_Selected excerpt_:
Senator from Zlín
- In office 23 November 1996 – 23 November 2002
- Succeeded by: Alena Gajdůšková

Personal details
- Born: 19 June 1949 Chomutov, Czechoslovakia
- Died: 5 June 2021 (aged 71)
- Party: Civic Democratic Party
- Alma mater: Charles University

= Irena Ondrová =

Czech politician (1949–2021)

Irena Ondrová (19 June 1949 – 5 June 2021) was a Czech politician who was a Senator from Zlín 1 from 1996 to 2002 representing the Civic Democratic Party (ODS). She also served as mayor of Zlín from 2006 to 2010.

==Background, education and personal life==
Until 1994, Ondrová worked in Zlín kindergartens as a teacher, in the last one of which she became a principal. In 2003, she completed her studies in culturology at the Faculty of Arts of Charles University.

==Political career==
Ondrová joined the ODS in 1992. From 1994 to 1998 and 2002 to 2006, she served as Deputy Mayor of Zlín for Education, Culture and Social Affairs, and she served as Mayor from 2006 to 2010.

_Exercise requirements_:
**A.** Please copy the Irena Ondrová text from the words "Personal details" through the words "of Charles University.", substituting "Masaryk University" for "Charles University".
**B.** Answer these questions from the Irena Ondrová text.
(i) Where was Ondrová born?
(ii) What subject did she study at Charles University?
(iii) In what year did she join the ODS?

_Information supplied_:

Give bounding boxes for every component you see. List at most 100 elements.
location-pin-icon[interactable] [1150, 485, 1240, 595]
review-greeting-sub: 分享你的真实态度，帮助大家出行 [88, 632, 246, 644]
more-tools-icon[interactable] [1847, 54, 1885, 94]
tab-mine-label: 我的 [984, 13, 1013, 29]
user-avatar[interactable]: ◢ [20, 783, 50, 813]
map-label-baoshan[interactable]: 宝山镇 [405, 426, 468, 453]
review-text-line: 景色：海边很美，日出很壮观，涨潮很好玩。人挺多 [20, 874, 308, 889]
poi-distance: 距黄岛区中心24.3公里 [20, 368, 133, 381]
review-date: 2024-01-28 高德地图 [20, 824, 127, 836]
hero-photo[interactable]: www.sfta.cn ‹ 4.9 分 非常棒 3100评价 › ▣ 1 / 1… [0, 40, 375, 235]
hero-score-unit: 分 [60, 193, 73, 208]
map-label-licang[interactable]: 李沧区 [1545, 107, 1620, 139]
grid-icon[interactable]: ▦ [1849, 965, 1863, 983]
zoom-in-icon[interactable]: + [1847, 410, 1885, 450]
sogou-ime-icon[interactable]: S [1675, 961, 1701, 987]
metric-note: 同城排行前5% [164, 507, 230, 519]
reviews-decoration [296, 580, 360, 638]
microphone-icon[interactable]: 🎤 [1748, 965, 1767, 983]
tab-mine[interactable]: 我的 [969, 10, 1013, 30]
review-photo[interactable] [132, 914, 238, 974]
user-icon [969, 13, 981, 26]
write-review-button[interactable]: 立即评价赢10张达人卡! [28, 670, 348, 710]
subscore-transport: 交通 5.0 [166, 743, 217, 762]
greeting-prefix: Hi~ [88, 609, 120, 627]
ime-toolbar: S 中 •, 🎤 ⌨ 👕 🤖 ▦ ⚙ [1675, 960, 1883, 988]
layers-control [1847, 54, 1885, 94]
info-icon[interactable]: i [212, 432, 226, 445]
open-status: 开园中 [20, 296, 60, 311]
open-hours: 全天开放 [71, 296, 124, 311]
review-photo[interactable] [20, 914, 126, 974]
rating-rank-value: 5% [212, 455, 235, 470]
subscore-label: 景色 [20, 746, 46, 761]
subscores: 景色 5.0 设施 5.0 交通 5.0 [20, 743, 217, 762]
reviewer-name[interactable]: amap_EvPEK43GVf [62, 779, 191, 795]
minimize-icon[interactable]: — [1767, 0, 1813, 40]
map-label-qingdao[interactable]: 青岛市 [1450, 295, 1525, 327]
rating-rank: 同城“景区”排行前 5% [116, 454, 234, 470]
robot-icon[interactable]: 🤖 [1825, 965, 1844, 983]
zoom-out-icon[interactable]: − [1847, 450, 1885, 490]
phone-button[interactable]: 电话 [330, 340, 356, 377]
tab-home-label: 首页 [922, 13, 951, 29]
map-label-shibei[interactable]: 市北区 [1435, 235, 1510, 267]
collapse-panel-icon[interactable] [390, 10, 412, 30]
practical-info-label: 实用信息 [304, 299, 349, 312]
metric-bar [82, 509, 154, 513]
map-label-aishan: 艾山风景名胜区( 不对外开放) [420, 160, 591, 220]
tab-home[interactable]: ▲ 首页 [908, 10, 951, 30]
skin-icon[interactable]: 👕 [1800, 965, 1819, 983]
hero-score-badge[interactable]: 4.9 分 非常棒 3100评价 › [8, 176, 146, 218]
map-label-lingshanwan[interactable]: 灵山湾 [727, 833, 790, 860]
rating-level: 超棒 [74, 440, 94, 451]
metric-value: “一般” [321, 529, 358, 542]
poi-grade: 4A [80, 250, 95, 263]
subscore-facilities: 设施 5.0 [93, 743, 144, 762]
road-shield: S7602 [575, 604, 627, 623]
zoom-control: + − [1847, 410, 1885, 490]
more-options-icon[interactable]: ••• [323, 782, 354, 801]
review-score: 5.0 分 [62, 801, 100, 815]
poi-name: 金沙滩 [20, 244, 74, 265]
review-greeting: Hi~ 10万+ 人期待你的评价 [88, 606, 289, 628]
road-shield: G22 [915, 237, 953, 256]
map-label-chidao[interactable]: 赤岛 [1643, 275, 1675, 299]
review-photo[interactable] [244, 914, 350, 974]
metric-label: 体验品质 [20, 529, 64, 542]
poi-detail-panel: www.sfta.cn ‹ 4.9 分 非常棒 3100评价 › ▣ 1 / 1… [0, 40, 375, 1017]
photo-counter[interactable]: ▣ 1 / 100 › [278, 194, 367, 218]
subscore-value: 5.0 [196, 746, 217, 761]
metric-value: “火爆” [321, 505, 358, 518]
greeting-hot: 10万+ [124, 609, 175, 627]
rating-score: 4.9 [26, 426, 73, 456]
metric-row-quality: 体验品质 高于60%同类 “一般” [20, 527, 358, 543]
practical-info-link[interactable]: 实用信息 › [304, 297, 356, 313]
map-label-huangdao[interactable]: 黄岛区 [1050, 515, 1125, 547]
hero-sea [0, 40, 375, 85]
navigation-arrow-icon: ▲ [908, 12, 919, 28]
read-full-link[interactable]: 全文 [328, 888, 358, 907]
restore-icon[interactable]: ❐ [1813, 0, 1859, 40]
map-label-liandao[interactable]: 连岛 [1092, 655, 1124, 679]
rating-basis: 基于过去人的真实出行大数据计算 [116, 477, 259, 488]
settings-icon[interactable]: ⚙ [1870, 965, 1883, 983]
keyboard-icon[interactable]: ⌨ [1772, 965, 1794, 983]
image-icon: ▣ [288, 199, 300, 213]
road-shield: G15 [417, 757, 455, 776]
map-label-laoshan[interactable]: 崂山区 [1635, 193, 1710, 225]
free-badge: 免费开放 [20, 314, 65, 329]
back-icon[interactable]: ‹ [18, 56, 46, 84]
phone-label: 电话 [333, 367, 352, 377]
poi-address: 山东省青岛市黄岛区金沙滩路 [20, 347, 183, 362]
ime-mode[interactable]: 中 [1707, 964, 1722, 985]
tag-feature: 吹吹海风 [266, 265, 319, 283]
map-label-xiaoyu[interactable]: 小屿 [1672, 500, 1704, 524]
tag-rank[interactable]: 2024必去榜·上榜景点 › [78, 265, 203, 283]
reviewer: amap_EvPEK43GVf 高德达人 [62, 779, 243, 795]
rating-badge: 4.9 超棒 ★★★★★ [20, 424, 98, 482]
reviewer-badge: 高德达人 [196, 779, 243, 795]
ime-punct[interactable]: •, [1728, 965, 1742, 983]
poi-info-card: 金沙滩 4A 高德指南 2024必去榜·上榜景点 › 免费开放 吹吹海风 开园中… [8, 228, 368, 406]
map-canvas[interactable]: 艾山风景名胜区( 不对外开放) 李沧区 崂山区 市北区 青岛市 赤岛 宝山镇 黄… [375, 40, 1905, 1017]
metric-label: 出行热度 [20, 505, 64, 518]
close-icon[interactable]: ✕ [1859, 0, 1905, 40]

_Answers_:
**A.**
Personal details
- Born: 19 June 1949 Chomutov, Czechoslovakia
- Died: 5 June 2021 (aged 71)
- Party: Civic Democratic Party
- Alma mater: Masaryk University

= Irena Ondrová =

Czech politician (1949–2021)

Irena Ondrová (19 June 1949 – 5 June 2021) was a Czech politician who was a Senator from Zlín 1 from 1996 to 2002 representing the Civic Democratic Party (ODS). She also served as mayor of Zlín from 2006 to 2010.

==Background, education and personal life==
Until 1994, Ondrová worked in Zlín kindergartens as a teacher, in the last one of which she became a principal. In 2003, she completed her studies in culturology at the Faculty of Arts of Masaryk University.

**B.**
(i) Chomutov, Czechoslovakia
(ii) Culturology, at the Faculty of Arts
(iii) 1992